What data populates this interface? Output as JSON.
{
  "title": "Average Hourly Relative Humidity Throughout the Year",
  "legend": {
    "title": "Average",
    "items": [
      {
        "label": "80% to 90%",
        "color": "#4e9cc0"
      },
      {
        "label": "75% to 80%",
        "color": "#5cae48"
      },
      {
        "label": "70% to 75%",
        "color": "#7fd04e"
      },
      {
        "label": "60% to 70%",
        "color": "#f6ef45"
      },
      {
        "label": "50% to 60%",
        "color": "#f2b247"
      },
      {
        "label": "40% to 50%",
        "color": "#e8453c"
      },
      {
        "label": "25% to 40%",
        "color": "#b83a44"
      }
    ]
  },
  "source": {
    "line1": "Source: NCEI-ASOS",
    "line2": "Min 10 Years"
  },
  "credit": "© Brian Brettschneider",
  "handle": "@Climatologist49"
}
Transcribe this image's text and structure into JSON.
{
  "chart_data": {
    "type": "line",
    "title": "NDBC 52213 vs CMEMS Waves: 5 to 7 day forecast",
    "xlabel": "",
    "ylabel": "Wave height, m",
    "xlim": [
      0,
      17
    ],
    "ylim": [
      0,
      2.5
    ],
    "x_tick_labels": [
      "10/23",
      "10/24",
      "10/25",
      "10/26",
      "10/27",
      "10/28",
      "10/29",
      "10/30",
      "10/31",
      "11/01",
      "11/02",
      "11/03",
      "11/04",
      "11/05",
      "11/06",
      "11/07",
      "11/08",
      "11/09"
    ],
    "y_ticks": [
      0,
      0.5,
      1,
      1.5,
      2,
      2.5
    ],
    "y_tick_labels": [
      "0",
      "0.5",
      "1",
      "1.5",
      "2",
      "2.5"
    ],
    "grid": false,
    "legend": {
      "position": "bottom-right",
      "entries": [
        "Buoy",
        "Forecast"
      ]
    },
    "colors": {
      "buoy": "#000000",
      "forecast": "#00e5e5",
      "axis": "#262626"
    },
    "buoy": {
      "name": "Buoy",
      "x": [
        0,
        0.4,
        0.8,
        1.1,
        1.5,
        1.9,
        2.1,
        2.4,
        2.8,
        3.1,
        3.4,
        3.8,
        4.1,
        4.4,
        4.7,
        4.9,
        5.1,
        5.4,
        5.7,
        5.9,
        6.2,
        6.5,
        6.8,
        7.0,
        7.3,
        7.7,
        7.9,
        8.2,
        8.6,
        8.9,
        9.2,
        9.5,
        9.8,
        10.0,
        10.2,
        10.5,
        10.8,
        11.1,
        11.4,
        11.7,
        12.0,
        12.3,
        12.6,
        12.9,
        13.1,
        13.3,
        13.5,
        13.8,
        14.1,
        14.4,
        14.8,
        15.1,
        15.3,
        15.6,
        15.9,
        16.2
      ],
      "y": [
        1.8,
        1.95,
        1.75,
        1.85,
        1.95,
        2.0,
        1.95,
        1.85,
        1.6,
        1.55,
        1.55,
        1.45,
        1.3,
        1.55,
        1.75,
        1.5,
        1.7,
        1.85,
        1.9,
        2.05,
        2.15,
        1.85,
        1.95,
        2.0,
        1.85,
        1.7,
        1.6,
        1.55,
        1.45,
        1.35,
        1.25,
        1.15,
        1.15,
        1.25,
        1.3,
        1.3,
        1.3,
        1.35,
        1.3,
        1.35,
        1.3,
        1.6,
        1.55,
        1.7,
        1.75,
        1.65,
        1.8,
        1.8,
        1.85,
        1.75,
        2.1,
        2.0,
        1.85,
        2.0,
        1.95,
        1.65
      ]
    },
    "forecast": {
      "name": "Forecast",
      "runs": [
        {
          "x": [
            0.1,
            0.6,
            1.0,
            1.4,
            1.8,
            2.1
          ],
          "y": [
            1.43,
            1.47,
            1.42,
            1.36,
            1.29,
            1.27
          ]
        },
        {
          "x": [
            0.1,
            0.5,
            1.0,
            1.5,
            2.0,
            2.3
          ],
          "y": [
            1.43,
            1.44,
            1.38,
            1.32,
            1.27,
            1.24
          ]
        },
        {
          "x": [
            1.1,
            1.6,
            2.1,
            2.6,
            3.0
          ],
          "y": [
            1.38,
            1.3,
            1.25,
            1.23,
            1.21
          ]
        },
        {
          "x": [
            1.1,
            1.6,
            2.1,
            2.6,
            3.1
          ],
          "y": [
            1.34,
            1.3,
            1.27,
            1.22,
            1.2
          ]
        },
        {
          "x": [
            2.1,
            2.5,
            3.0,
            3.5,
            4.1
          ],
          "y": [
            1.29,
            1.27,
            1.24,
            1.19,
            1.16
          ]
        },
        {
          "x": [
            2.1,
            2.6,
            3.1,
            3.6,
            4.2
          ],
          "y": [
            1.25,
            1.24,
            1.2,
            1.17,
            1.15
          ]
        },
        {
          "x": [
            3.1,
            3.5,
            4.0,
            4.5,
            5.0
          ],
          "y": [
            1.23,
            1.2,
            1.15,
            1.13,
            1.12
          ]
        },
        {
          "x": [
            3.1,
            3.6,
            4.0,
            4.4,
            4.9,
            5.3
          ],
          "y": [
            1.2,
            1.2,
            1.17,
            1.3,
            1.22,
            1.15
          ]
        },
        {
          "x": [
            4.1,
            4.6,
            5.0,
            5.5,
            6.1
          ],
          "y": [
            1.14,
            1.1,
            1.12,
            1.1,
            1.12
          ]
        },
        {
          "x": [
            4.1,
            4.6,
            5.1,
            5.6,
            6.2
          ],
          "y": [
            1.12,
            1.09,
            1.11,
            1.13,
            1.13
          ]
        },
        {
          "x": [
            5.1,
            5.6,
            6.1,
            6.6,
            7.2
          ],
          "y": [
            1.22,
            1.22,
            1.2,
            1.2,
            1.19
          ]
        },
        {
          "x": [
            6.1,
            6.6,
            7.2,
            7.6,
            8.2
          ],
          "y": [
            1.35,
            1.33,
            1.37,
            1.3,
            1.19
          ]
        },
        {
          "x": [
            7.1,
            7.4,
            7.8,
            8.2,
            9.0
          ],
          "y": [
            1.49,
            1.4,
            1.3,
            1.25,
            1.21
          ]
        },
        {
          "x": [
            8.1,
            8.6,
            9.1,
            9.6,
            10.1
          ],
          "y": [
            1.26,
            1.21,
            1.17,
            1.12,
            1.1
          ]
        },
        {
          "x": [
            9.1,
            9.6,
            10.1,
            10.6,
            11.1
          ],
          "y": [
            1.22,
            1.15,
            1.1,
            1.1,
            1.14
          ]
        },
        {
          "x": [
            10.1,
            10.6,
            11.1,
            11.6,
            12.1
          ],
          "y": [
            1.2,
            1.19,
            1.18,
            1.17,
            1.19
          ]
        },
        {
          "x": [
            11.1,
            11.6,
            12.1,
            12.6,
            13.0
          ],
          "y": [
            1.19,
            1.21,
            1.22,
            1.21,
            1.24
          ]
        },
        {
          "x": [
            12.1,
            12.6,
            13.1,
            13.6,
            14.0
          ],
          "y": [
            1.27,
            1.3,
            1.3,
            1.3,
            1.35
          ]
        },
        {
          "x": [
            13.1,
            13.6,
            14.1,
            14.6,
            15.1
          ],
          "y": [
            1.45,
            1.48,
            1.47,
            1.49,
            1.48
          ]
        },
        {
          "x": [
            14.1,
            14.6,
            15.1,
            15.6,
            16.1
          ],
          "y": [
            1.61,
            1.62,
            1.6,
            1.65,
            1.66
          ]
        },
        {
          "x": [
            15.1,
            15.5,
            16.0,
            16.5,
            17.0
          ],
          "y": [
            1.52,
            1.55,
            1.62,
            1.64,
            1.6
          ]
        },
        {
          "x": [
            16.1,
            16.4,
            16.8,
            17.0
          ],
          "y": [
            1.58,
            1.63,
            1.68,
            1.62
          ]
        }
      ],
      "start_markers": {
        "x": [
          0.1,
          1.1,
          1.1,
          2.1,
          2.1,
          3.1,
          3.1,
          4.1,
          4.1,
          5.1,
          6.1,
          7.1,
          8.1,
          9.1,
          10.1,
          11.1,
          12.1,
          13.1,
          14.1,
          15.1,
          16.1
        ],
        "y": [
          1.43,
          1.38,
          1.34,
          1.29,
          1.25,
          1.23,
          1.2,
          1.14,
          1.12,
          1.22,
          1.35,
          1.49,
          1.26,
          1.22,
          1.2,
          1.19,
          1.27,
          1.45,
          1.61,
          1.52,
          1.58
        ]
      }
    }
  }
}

☆ ☆ ☆ ☆ ☆ ☆ ☆

● EXERCISE OBJECTIVE
Extract from the data every line where "Average" shows up.

● REPLY TO THE TASK
  "title": "Average Hourly Relative Humidity Throughout the Year",
    "title": "Average",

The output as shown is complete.